> **WRITTEN EXERCISE**:
Copy each line below in which the string "تهذيب" occurs.

> **LISTED ENTRIES**:
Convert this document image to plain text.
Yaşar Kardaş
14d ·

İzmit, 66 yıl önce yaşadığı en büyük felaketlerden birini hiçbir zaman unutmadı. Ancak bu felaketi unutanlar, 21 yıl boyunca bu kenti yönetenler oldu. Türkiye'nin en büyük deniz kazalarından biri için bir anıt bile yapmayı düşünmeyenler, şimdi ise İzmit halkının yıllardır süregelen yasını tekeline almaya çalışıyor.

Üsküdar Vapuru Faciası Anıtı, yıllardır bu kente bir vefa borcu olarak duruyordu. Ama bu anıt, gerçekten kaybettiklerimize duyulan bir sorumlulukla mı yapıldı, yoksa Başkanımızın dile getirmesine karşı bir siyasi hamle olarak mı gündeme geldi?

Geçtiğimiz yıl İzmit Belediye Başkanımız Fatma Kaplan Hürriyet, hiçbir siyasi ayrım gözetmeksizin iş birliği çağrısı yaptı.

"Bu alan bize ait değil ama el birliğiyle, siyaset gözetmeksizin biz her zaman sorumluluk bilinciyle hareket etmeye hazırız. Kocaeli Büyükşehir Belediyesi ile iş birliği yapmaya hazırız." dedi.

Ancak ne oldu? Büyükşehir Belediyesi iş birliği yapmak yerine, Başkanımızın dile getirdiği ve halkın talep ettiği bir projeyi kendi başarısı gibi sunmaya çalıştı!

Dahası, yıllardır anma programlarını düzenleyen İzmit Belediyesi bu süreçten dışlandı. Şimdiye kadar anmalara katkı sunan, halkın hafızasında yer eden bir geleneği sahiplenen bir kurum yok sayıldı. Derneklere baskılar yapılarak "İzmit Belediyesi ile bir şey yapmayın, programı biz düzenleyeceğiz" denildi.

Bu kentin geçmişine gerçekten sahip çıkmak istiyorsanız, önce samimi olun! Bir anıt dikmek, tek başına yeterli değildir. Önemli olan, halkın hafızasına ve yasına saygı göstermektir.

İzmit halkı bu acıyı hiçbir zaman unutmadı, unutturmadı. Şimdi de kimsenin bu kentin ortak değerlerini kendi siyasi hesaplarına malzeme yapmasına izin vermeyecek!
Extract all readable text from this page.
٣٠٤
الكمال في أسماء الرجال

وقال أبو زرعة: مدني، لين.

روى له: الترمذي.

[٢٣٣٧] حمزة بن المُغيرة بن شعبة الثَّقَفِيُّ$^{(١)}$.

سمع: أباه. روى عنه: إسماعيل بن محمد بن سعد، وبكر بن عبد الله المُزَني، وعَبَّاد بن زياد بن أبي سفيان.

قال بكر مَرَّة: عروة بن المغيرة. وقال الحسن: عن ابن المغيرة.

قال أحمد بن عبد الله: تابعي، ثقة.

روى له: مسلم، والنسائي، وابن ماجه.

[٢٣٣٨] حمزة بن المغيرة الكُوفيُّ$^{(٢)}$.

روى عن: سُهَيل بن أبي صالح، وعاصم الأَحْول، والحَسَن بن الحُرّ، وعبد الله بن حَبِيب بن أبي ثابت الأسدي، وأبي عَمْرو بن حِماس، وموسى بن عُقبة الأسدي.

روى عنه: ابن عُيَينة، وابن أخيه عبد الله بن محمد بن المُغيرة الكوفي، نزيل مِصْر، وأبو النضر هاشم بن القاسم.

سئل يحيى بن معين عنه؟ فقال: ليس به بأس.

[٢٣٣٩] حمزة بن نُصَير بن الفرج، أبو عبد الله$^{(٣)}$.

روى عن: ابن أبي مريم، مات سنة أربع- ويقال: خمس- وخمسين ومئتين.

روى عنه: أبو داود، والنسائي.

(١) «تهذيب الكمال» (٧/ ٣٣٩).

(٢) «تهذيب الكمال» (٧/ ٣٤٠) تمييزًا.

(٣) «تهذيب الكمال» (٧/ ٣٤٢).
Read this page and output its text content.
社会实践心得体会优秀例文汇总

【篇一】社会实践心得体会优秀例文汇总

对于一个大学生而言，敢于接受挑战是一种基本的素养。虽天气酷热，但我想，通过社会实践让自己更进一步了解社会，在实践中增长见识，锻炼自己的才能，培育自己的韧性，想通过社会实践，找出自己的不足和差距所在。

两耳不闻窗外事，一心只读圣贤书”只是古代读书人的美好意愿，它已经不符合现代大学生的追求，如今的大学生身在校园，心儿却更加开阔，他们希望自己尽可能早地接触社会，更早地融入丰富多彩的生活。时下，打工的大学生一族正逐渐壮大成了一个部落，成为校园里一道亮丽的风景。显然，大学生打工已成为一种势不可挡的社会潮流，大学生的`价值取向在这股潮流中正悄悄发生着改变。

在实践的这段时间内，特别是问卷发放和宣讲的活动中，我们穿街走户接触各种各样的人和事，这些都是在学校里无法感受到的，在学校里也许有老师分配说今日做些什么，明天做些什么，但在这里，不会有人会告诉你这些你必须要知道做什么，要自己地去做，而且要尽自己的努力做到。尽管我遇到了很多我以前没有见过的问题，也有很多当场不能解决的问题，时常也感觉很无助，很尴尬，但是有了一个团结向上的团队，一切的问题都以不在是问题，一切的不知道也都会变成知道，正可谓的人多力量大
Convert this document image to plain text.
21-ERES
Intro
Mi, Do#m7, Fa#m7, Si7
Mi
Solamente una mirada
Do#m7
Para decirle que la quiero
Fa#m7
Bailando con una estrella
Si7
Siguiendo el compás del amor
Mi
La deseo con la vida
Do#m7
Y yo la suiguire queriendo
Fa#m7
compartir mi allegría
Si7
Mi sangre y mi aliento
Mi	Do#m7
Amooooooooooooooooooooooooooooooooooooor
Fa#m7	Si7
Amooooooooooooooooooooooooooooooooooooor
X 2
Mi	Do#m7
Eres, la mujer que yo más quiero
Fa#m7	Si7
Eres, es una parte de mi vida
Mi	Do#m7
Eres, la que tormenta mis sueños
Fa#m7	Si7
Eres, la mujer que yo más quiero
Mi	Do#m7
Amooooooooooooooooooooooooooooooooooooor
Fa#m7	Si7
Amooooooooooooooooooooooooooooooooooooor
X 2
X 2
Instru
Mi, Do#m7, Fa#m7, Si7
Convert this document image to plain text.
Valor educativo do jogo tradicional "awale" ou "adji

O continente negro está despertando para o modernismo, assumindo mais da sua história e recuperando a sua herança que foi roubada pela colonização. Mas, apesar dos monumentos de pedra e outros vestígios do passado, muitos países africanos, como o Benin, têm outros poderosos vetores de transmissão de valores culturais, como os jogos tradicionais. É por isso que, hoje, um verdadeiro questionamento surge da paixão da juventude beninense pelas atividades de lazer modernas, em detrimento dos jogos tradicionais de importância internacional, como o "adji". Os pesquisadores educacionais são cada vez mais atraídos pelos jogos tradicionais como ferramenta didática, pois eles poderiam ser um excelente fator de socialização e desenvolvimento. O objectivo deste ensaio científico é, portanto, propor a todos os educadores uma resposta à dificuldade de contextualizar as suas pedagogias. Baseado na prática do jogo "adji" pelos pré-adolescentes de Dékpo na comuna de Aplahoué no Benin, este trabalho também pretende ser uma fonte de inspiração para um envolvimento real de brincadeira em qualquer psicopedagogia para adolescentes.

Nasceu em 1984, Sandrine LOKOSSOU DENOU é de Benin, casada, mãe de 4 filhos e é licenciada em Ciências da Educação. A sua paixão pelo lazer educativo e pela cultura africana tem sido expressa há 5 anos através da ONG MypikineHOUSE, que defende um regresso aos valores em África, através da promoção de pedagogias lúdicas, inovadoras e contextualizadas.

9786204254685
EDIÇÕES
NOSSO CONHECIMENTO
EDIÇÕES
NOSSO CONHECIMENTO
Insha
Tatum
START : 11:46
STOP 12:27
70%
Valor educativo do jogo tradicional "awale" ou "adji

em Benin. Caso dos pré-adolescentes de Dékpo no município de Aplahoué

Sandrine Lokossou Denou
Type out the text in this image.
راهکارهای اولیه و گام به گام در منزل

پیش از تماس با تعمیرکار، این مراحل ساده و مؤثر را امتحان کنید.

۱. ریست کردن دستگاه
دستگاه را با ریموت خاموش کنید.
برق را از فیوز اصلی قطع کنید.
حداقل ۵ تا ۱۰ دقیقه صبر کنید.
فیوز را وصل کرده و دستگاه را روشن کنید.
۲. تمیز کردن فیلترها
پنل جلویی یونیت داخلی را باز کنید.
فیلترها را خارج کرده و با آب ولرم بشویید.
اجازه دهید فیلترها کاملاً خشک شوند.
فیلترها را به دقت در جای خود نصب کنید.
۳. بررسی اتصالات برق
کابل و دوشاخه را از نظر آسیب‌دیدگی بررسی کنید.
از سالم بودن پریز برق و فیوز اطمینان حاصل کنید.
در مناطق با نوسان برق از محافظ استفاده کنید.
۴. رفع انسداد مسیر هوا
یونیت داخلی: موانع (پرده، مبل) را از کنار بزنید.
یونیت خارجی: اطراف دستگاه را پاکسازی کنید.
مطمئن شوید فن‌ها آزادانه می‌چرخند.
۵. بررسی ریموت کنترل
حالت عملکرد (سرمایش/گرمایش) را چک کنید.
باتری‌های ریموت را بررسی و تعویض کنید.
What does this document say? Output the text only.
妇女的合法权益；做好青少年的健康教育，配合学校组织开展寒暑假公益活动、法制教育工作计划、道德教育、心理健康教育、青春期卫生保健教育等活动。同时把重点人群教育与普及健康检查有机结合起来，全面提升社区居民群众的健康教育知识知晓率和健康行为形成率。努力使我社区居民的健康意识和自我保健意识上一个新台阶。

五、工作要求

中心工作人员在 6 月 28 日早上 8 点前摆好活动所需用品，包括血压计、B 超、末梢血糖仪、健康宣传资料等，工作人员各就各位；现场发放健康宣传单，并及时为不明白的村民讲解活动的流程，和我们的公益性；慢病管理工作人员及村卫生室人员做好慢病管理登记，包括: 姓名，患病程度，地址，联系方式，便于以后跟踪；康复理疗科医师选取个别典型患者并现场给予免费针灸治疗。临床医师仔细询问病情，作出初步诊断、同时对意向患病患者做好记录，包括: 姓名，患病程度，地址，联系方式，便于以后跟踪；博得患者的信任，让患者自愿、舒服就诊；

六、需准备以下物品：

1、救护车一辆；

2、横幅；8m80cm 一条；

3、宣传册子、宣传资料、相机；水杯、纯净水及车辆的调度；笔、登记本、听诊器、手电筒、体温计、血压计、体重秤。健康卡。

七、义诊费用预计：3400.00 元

> **REPLY**:
(١) «تهذيب الكمال» (٧/ ٣٣٩).
(٢) «تهذيب الكمال» (٧/ ٣٤٠) تمييزًا.
(٣) «تهذيب الكمال» (٧/ ٣٤٢).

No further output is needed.